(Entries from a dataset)
((

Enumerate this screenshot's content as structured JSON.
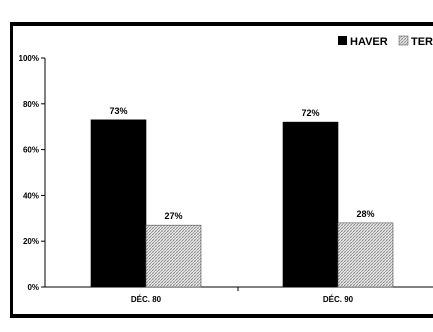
{
  "chart_data": {
    "type": "bar",
    "categories": [
      "DÉC. 80",
      "DÉC. 90"
    ],
    "series": [
      {
        "name": "HAVER",
        "values": [
          73,
          72
        ],
        "labels": [
          "73%",
          "72%"
        ],
        "color": "#000000",
        "fill": "solid"
      },
      {
        "name": "TER",
        "values": [
          27,
          28
        ],
        "labels": [
          "27%",
          "28%"
        ],
        "color": "#d4d4d4",
        "fill": "hatched"
      }
    ],
    "yticks": [
      "0%",
      "20%",
      "40%",
      "60%",
      "80%",
      "100%"
    ],
    "ylim": [
      0,
      100
    ],
    "title": "",
    "xlabel": "",
    "ylabel": "",
    "grid": false,
    "legend": "top-right"
  }
}
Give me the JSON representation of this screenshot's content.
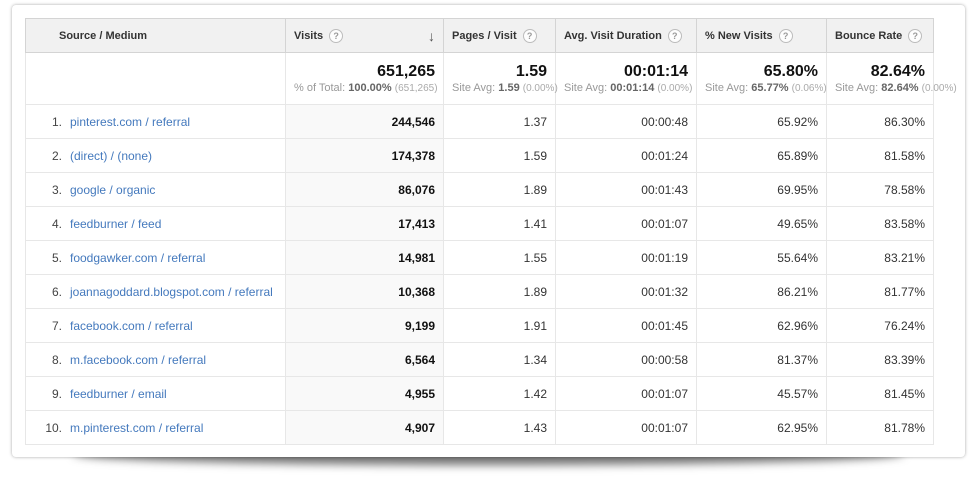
{
  "icons": {
    "sort_desc": "↓",
    "help": "?"
  },
  "colors": {
    "link": "#4479bd",
    "header_bg": "#f1f1f1",
    "sorted_column_bg": "#f9f9f9"
  },
  "table": {
    "columns": [
      {
        "id": "source",
        "label": "Source / Medium",
        "has_help": false,
        "sorted": false
      },
      {
        "id": "visits",
        "label": "Visits",
        "has_help": true,
        "sorted": true
      },
      {
        "id": "pages",
        "label": "Pages / Visit",
        "has_help": true,
        "sorted": false
      },
      {
        "id": "duration",
        "label": "Avg. Visit Duration",
        "has_help": true,
        "sorted": false
      },
      {
        "id": "new",
        "label": "% New Visits",
        "has_help": true,
        "sorted": false
      },
      {
        "id": "bounce",
        "label": "Bounce Rate",
        "has_help": true,
        "sorted": false
      }
    ],
    "summary": {
      "metrics": [
        {
          "value": "651,265",
          "sub_label": "% of Total:",
          "sub_value": "100.00%",
          "sub_paren": "(651,265)"
        },
        {
          "value": "1.59",
          "sub_label": "Site Avg:",
          "sub_value": "1.59",
          "sub_paren": "(0.00%)"
        },
        {
          "value": "00:01:14",
          "sub_label": "Site Avg:",
          "sub_value": "00:01:14",
          "sub_paren": "(0.00%)"
        },
        {
          "value": "65.80%",
          "sub_label": "Site Avg:",
          "sub_value": "65.77%",
          "sub_paren": "(0.06%)"
        },
        {
          "value": "82.64%",
          "sub_label": "Site Avg:",
          "sub_value": "82.64%",
          "sub_paren": "(0.00%)"
        }
      ]
    },
    "rows": [
      {
        "rank": "1.",
        "source": "pinterest.com / referral",
        "visits": "244,546",
        "pages": "1.37",
        "duration": "00:00:48",
        "new": "65.92%",
        "bounce": "86.30%"
      },
      {
        "rank": "2.",
        "source": "(direct) / (none)",
        "visits": "174,378",
        "pages": "1.59",
        "duration": "00:01:24",
        "new": "65.89%",
        "bounce": "81.58%"
      },
      {
        "rank": "3.",
        "source": "google / organic",
        "visits": "86,076",
        "pages": "1.89",
        "duration": "00:01:43",
        "new": "69.95%",
        "bounce": "78.58%"
      },
      {
        "rank": "4.",
        "source": "feedburner / feed",
        "visits": "17,413",
        "pages": "1.41",
        "duration": "00:01:07",
        "new": "49.65%",
        "bounce": "83.58%"
      },
      {
        "rank": "5.",
        "source": "foodgawker.com / referral",
        "visits": "14,981",
        "pages": "1.55",
        "duration": "00:01:19",
        "new": "55.64%",
        "bounce": "83.21%"
      },
      {
        "rank": "6.",
        "source": "joannagoddard.blogspot.com / referral",
        "visits": "10,368",
        "pages": "1.89",
        "duration": "00:01:32",
        "new": "86.21%",
        "bounce": "81.77%"
      },
      {
        "rank": "7.",
        "source": "facebook.com / referral",
        "visits": "9,199",
        "pages": "1.91",
        "duration": "00:01:45",
        "new": "62.96%",
        "bounce": "76.24%"
      },
      {
        "rank": "8.",
        "source": "m.facebook.com / referral",
        "visits": "6,564",
        "pages": "1.34",
        "duration": "00:00:58",
        "new": "81.37%",
        "bounce": "83.39%"
      },
      {
        "rank": "9.",
        "source": "feedburner / email",
        "visits": "4,955",
        "pages": "1.42",
        "duration": "00:01:07",
        "new": "45.57%",
        "bounce": "81.45%"
      },
      {
        "rank": "10.",
        "source": "m.pinterest.com / referral",
        "visits": "4,907",
        "pages": "1.43",
        "duration": "00:01:07",
        "new": "62.95%",
        "bounce": "81.78%"
      }
    ]
  }
}
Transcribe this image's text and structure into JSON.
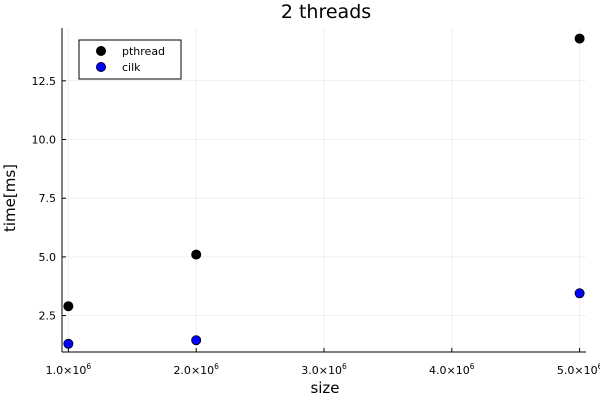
{
  "chart_data": {
    "type": "scatter",
    "title": "2 threads",
    "xlabel": "size",
    "ylabel": "time[ms]",
    "xlim": [
      950000,
      5050000
    ],
    "ylim": [
      0.95,
      14.75
    ],
    "x_ticks": [
      {
        "value": 1000000,
        "mantissa": "1.0",
        "base": "×10",
        "exp": "6"
      },
      {
        "value": 2000000,
        "mantissa": "2.0",
        "base": "×10",
        "exp": "6"
      },
      {
        "value": 3000000,
        "mantissa": "3.0",
        "base": "×10",
        "exp": "6"
      },
      {
        "value": 4000000,
        "mantissa": "4.0",
        "base": "×10",
        "exp": "6"
      },
      {
        "value": 5000000,
        "mantissa": "5.0",
        "base": "×10",
        "exp": "6"
      }
    ],
    "y_ticks": [
      {
        "value": 2.5,
        "label": "2.5"
      },
      {
        "value": 5.0,
        "label": "5.0"
      },
      {
        "value": 7.5,
        "label": "7.5"
      },
      {
        "value": 10.0,
        "label": "10.0"
      },
      {
        "value": 12.5,
        "label": "12.5"
      }
    ],
    "grid": true,
    "legend_position": "top-left",
    "series": [
      {
        "name": "pthread",
        "color": "#000000",
        "x": [
          1000000,
          2000000,
          5000000
        ],
        "y": [
          2.9,
          5.1,
          14.3
        ]
      },
      {
        "name": "cilk",
        "color": "#0000ff",
        "x": [
          1000000,
          2000000,
          5000000
        ],
        "y": [
          1.3,
          1.45,
          3.45
        ]
      }
    ]
  }
}
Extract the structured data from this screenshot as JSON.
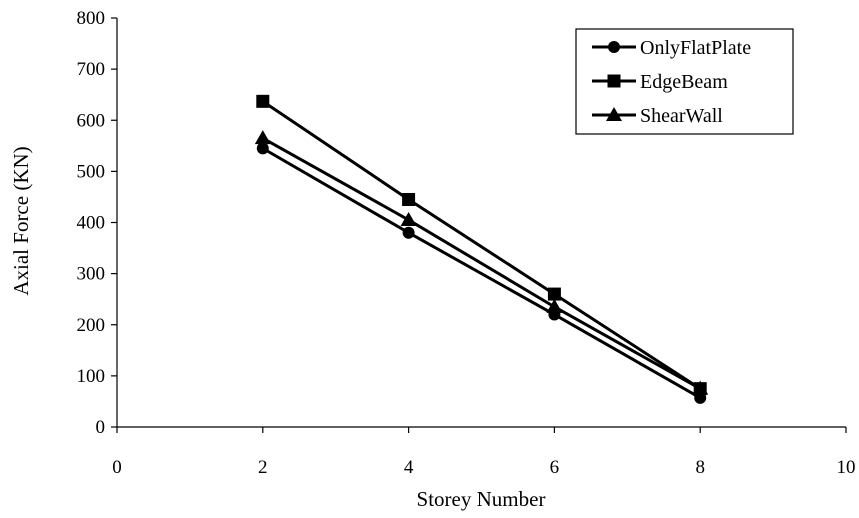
{
  "chart_data": {
    "type": "line",
    "xlabel": "Storey Number",
    "ylabel": "Axial Force  (KN)",
    "xlim": [
      0,
      10
    ],
    "ylim": [
      0,
      800
    ],
    "x_ticks": [
      0,
      2,
      4,
      6,
      8,
      10
    ],
    "y_ticks": [
      0,
      100,
      200,
      300,
      400,
      500,
      600,
      700,
      800
    ],
    "grid": false,
    "legend_position": "top-right",
    "x": [
      2,
      4,
      6,
      8
    ],
    "series": [
      {
        "name": "OnlyFlatPlate",
        "marker": "circle",
        "color": "#000000",
        "values": [
          545,
          380,
          220,
          57
        ]
      },
      {
        "name": "EdgeBeam",
        "marker": "square",
        "color": "#000000",
        "values": [
          637,
          445,
          260,
          75
        ]
      },
      {
        "name": "ShearWall",
        "marker": "triangle",
        "color": "#000000",
        "values": [
          565,
          405,
          235,
          75
        ]
      }
    ]
  }
}
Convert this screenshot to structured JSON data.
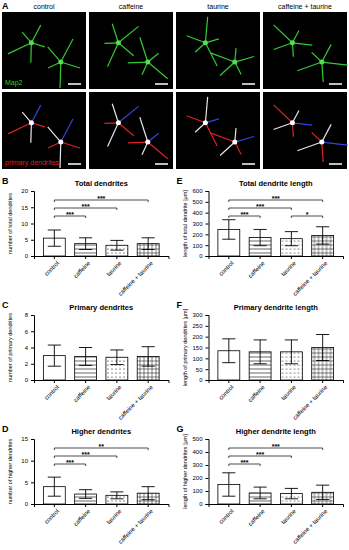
{
  "figure": {
    "panel_a": {
      "panel": "A",
      "columns": [
        "control",
        "caffeine",
        "taurine",
        "caffeine + taurine"
      ],
      "stain": "Map2",
      "overlay": "primary dendrites"
    }
  },
  "chart_data": [
    {
      "type": "bar",
      "panel": "B",
      "title": "Total dendrites",
      "y_label": "number of total dendrites",
      "categories": [
        "control",
        "caffeine",
        "taurine",
        "caffeine + taurine"
      ],
      "values": [
        5.5,
        3.8,
        3.3,
        3.8
      ],
      "errors": [
        2.5,
        1.8,
        1.5,
        1.8
      ],
      "color": "#ffffff",
      "ylim": [
        0,
        20
      ],
      "yticks": [
        0,
        5,
        10,
        15,
        20
      ],
      "significance": [
        {
          "from": 0,
          "to": 1,
          "label": "***"
        },
        {
          "from": 0,
          "to": 2,
          "label": "***"
        },
        {
          "from": 0,
          "to": 3,
          "label": "***"
        }
      ]
    },
    {
      "type": "bar",
      "panel": "C",
      "title": "Primary dendrites",
      "y_label": "number of primary dendrites",
      "categories": [
        "control",
        "caffeine",
        "taurine",
        "caffeine + taurine"
      ],
      "values": [
        3.0,
        2.9,
        2.8,
        2.9
      ],
      "errors": [
        1.3,
        1.1,
        0.9,
        1.2
      ],
      "color": "#ffffff",
      "ylim": [
        0,
        8
      ],
      "yticks": [
        0,
        2,
        4,
        6,
        8
      ],
      "significance": []
    },
    {
      "type": "bar",
      "panel": "D",
      "title": "Higher dendrites",
      "y_label": "number of higher dendrites",
      "categories": [
        "control",
        "caffeine",
        "taurine",
        "caffeine + taurine"
      ],
      "values": [
        4.0,
        2.3,
        2.0,
        2.5
      ],
      "errors": [
        2.2,
        1.0,
        0.8,
        1.5
      ],
      "color": "#ffffff",
      "ylim": [
        0,
        15
      ],
      "yticks": [
        0,
        5,
        10,
        15
      ],
      "significance": [
        {
          "from": 0,
          "to": 1,
          "label": "***"
        },
        {
          "from": 0,
          "to": 2,
          "label": "***"
        },
        {
          "from": 0,
          "to": 3,
          "label": "**"
        }
      ]
    },
    {
      "type": "bar",
      "panel": "E",
      "title": "Total dendrite length",
      "y_label": "length of total dendrite [µm]",
      "categories": [
        "control",
        "caffeine",
        "taurine",
        "caffeine + taurine"
      ],
      "values": [
        245,
        170,
        160,
        190
      ],
      "errors": [
        90,
        75,
        65,
        80
      ],
      "color": "#ffffff",
      "ylim": [
        0,
        600
      ],
      "yticks": [
        0,
        100,
        200,
        300,
        400,
        500,
        600
      ],
      "significance": [
        {
          "from": 0,
          "to": 1,
          "label": "***"
        },
        {
          "from": 0,
          "to": 2,
          "label": "***"
        },
        {
          "from": 0,
          "to": 3,
          "label": "***"
        },
        {
          "from": 2,
          "to": 3,
          "label": "*"
        }
      ]
    },
    {
      "type": "bar",
      "panel": "F",
      "title": "Primary dendrite length",
      "y_label": "length of primary dendrites [µm]",
      "categories": [
        "control",
        "caffeine",
        "taurine",
        "caffeine + taurine"
      ],
      "values": [
        135,
        130,
        130,
        150
      ],
      "errors": [
        55,
        55,
        55,
        60
      ],
      "color": "#ffffff",
      "ylim": [
        0,
        300
      ],
      "yticks": [
        0,
        50,
        100,
        150,
        200,
        250,
        300
      ],
      "significance": []
    },
    {
      "type": "bar",
      "panel": "G",
      "title": "Higher dendrite length",
      "y_label": "length of higher dendrites [µm]",
      "categories": [
        "control",
        "caffeine",
        "taurine",
        "caffeine + taurine"
      ],
      "values": [
        150,
        85,
        80,
        90
      ],
      "errors": [
        90,
        45,
        40,
        55
      ],
      "color": "#ffffff",
      "ylim": [
        0,
        500
      ],
      "yticks": [
        0,
        100,
        200,
        300,
        400,
        500
      ],
      "significance": [
        {
          "from": 0,
          "to": 1,
          "label": "***"
        },
        {
          "from": 0,
          "to": 2,
          "label": "***"
        },
        {
          "from": 0,
          "to": 3,
          "label": "***"
        }
      ]
    }
  ]
}
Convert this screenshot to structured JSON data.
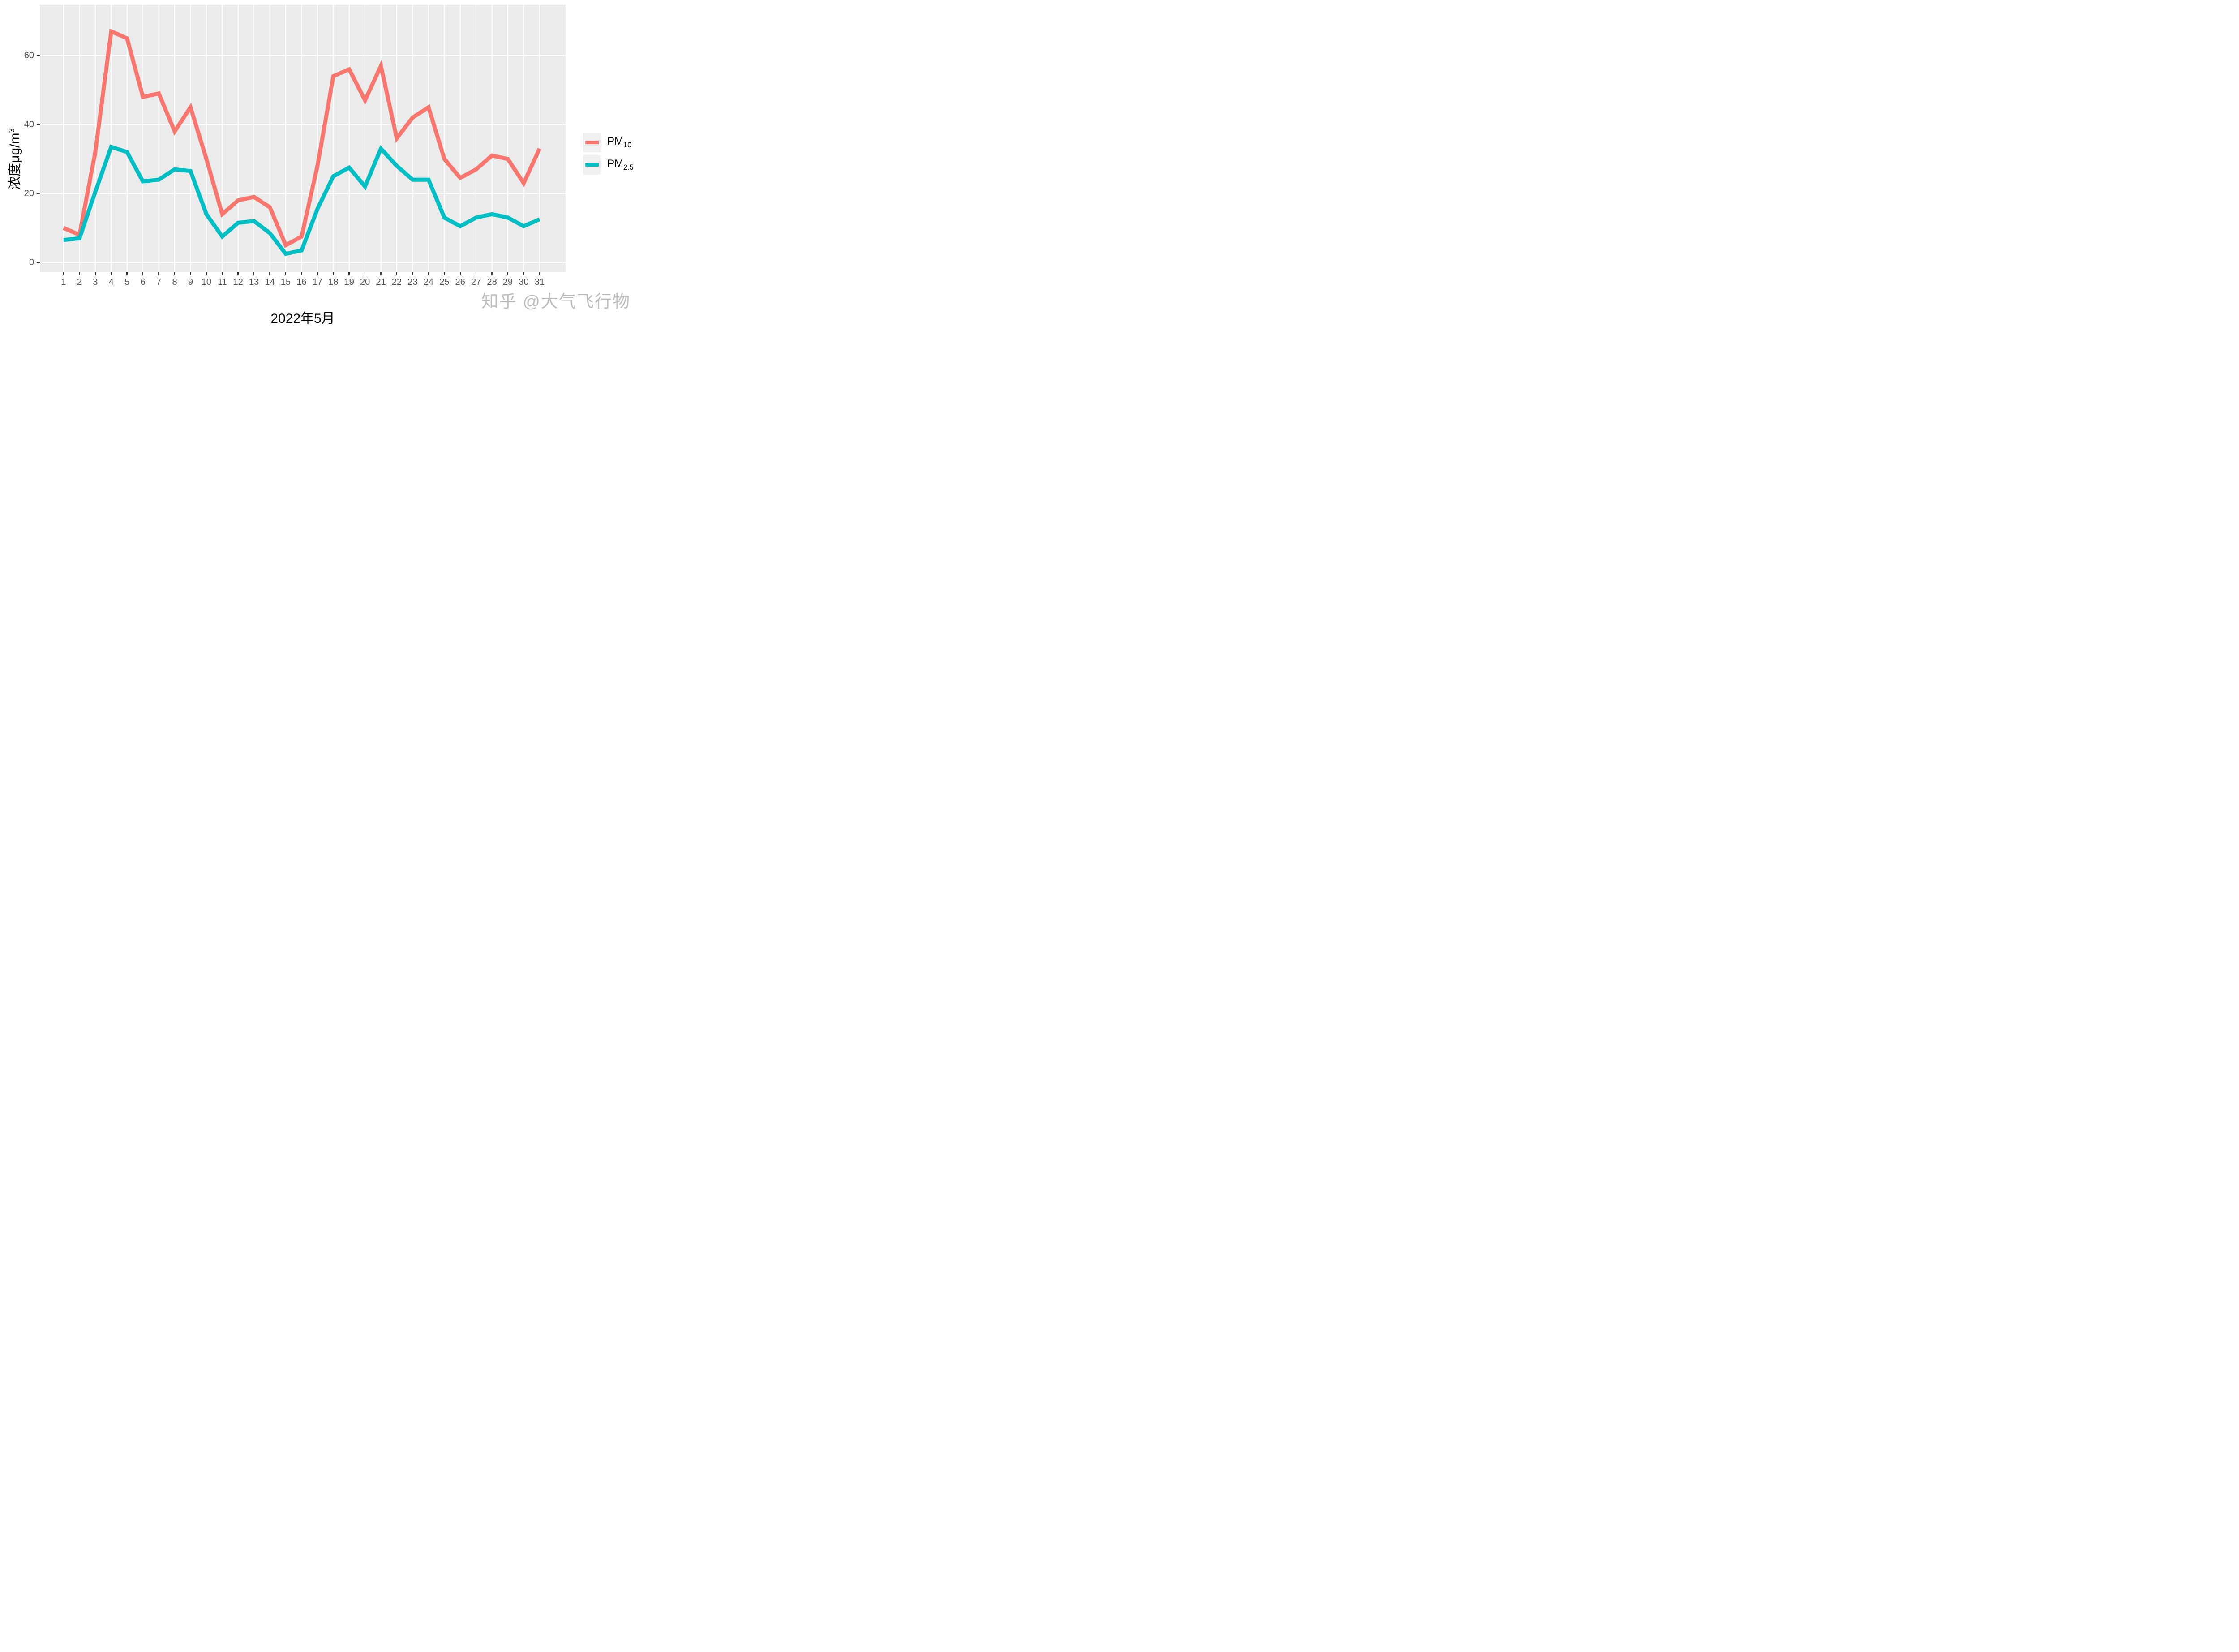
{
  "chart_data": {
    "type": "line",
    "title": "",
    "xlabel": "2022年5月",
    "ylabel_base": "浓度μg/m",
    "ylabel_sup": "3",
    "x": [
      1,
      2,
      3,
      4,
      5,
      6,
      7,
      8,
      9,
      10,
      11,
      12,
      13,
      14,
      15,
      16,
      17,
      18,
      19,
      20,
      21,
      22,
      23,
      24,
      25,
      26,
      27,
      28,
      29,
      30,
      31
    ],
    "series": [
      {
        "name": "PM10",
        "label_base": "PM",
        "label_sub": "10",
        "color": "#F8766D",
        "values": [
          10,
          8,
          32,
          67,
          65,
          48,
          49,
          38,
          45,
          30,
          14,
          18,
          19,
          16,
          5,
          7.5,
          28,
          54,
          56,
          47,
          57,
          36,
          42,
          45,
          30,
          24.5,
          27,
          31,
          30,
          23,
          33
        ]
      },
      {
        "name": "PM2.5",
        "label_base": "PM",
        "label_sub": "2.5",
        "color": "#00BFC4",
        "values": [
          6.5,
          7,
          20.5,
          33.5,
          32,
          23.5,
          24,
          27,
          26.5,
          14,
          7.5,
          11.5,
          12,
          8.5,
          2.5,
          3.5,
          15.5,
          25,
          27.5,
          22,
          33,
          28,
          24,
          24,
          13,
          10.5,
          13,
          14,
          13,
          10.5,
          12.5
        ]
      }
    ],
    "yticks": [
      0,
      20,
      40,
      60
    ],
    "ylim": [
      -3,
      75
    ],
    "grid": {
      "horizontal": "major-only",
      "vertical": "every-day",
      "color": "#FFFFFF",
      "panel_background": "#EBEBEB"
    },
    "legend_position": "right"
  },
  "watermark": "知乎 @大气飞行物",
  "colors": {
    "panel_background": "#EBEBEB",
    "gridline": "#FFFFFF",
    "axis_text": "#4D4D4D",
    "tick_mark": "#333333",
    "legend_key_background": "#F0F0F0",
    "watermark": "#BCBCBC"
  }
}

))

● WORK INSTRUCTIONS: Determine how many lines of the records above contain the word "facebook", and report only that number.

● EXERCISE RESPONSE: 2